__Extrait cité__
Parmi les points importants :
- Il y a 78 recommandations couvrant : l’information et le soutien des patientes, l’évaluation avant la préservation, l’intervention (techniques), et les soins après traitement.
- Trois techniques principales sont recommandées :
- Cryoconservation d’ovocytes : particulièrement via vitrification, méthode de choix dans de nombreux cas. eshre.eu
- Cryoconservation d’embryons : classique et bien établie, mais doit prendre en compte les aspects légaux et le consentement du partenaire.
- Cryoconservation de tissu ovarien : utile quand il n’y a pas le temps de stimuler les ovaires, ou chez des patientes très jeunes.
- L’ESHRE rappelle l’importance de discuter des risques, du bénéfice, du timing, et des résultats probables lors du conseil initial, afin que la patiente prenne une décision réellement éclairée.
- Après l’intervention de préservation, un suivi est recommandé : évaluation hormonale, imagerie, et accompagnement psychologique si nécessaire.
3. Traitement conservateur (fertility-sparing) en cas de cancer de l’endomètre
L’ESHRE, en collaboration avec d’autres sociétés (ESGO, ESGE), propose des recommandations sur le traitement conservateur du cancer de l’endomètre chez les femmes qui souhaitent préserver leur fertilité.
Les points clés :
- La sélection des patientes est cruciale : seules certaines femmes avec un cancer de l’endomètre à un stade précoce peuvent envisager une prise en charge conservatrice.

__Tâche 1__
D'après l'extrait cité, pourquoi l'ESHRE juge-t-elle important d'aborder les risques, le bénéfice, le timing et les résultats probables lors du conseil initial ? Répondez en une à trois phrases.
__Tâche 2__
Poursuivez l'extrait consacré à la préservation de la fertilité et au cancer de l'endomètre après sa dernière phrase.
Les lignes qui suivent forment un matériau indépendant de l'extrait cité.

__Lignes__
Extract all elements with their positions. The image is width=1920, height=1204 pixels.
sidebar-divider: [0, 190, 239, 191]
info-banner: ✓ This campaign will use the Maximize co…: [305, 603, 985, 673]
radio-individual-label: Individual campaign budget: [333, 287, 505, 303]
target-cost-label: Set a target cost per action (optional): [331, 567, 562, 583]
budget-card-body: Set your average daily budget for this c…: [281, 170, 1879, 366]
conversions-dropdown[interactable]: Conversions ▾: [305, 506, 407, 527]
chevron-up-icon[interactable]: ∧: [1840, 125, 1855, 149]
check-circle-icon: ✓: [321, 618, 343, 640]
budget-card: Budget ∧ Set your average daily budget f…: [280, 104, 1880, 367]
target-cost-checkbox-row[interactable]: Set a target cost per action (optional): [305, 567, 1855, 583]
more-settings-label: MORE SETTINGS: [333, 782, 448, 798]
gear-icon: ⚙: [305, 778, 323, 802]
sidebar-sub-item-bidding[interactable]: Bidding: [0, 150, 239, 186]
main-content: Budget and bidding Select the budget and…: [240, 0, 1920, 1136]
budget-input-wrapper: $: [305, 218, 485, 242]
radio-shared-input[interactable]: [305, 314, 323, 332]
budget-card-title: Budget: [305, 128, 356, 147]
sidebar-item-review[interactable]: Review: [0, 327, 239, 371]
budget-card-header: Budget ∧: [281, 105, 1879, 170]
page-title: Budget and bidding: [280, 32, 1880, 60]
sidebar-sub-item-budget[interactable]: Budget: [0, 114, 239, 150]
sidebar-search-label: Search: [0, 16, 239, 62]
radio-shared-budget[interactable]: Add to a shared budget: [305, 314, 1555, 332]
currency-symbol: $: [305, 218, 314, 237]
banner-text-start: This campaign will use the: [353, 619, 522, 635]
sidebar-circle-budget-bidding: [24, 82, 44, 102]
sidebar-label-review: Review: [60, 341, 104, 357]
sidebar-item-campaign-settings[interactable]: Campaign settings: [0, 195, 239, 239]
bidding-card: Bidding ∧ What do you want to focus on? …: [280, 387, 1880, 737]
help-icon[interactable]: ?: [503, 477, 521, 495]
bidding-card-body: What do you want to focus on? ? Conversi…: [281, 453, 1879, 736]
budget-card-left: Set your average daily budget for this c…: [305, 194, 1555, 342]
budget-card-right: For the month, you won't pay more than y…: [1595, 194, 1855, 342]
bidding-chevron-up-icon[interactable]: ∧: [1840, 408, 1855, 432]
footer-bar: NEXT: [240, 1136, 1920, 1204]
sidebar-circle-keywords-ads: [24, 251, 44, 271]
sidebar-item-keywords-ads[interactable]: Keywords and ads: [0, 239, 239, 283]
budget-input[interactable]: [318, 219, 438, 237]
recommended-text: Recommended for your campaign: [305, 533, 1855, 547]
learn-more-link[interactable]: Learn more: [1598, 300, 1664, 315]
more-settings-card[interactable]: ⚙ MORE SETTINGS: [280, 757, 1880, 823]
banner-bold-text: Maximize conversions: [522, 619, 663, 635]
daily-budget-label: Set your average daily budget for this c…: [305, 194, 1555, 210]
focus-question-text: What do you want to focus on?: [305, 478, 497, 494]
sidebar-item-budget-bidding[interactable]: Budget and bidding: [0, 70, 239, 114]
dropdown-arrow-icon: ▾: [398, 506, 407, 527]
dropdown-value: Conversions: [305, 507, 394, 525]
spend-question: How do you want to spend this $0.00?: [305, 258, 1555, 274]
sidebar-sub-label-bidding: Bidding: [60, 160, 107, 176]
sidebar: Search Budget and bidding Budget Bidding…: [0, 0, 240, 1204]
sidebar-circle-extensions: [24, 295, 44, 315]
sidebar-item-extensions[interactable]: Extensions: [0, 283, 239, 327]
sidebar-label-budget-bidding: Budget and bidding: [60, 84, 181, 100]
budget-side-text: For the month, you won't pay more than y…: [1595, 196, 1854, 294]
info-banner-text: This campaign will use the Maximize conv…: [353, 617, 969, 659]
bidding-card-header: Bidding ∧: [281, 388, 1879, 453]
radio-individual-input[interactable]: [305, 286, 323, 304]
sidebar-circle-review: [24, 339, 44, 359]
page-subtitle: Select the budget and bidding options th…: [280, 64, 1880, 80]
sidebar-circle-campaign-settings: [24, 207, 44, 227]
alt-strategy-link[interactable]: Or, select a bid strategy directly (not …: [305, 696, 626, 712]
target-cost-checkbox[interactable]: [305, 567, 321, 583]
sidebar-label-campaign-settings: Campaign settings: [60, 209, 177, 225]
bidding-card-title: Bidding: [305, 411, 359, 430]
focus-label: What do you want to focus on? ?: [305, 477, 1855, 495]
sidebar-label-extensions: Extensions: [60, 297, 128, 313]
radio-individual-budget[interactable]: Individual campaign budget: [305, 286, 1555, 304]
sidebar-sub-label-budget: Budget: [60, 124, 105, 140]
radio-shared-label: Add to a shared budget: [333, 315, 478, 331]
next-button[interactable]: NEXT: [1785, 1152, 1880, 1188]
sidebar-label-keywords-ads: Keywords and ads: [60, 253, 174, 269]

__Résultat 1__
Selon l'ESHRE, cette discussion permet à la patiente de prendre une décision réellement éclairée.

__Résultat 2__
- Les spécialistes doivent évaluer les caractéristiques oncologiques (grade, histologie) pour déterminer si un traitement épargne-utérin est sûr.
- Le traitement recommandé peut combiner des agents hormonaux (progestatifs) avec un suivi rigoureux, facilitant une possibilité de grossesse tout en contrôlant la tumeur.
- Une prise en charge multidisciplinaire (onco-gynécologue, spécialiste PMA, pathologiste) est essentielle pour garantir la sécurité et l’efficacité.
- Le suivi après traitement inclut des contrôles réguliers de la muqueuse utérine et des bilans hormonaux, afin de surveiller la réponse et évaluer les risques.
4. Approche qualité & bonnes pratiques selon ESHRE
- L’ESHRE publie un manuel de recommandations de bonne pratique (Good Practice Recommendations – GPR) pour les centres de PMA. Ce document définit comment appliquer les recommandations quand les données scientifiques sont limitées, et favorise la standardisation des pratiques cliniques et de laboratoire.
- Ce manuel met l’accent sur la sécurité, l’éthique et la qualité, notamment pour les laboratoires de reproduction, la préservation de la fertilité, et l’accès aux soins.
- Il recommande également que les sociétés nationales adaptent les lignes directrices ESHRE à leur contexte, tout en conservant les principes de base de qualité et de sécurité.
5. Limites, perspectives et développement futur
- Certaines recommandations sont encore en développement : par exemple, l’ESHRE travaille sur des nouvelles lignes directrices pour la cryotransfert d’embryons congelés, la psychosocialité en PMA, et la terminologie pour les grossesses ectopiques à l’échographie.
- Le champ de la préservation de la fertilité continue d’évoluer : des recherches sont en cours pour affiner les stratégies (techniques combinées, nouveaux protocoles de stimulation, etc.).
- L’ESHRE insiste sur l’importance d’un conseil spécialisé et personnalisé, compte tenu de la diversité des situations (cancer, choix social, âge, pathologie sous-jacente).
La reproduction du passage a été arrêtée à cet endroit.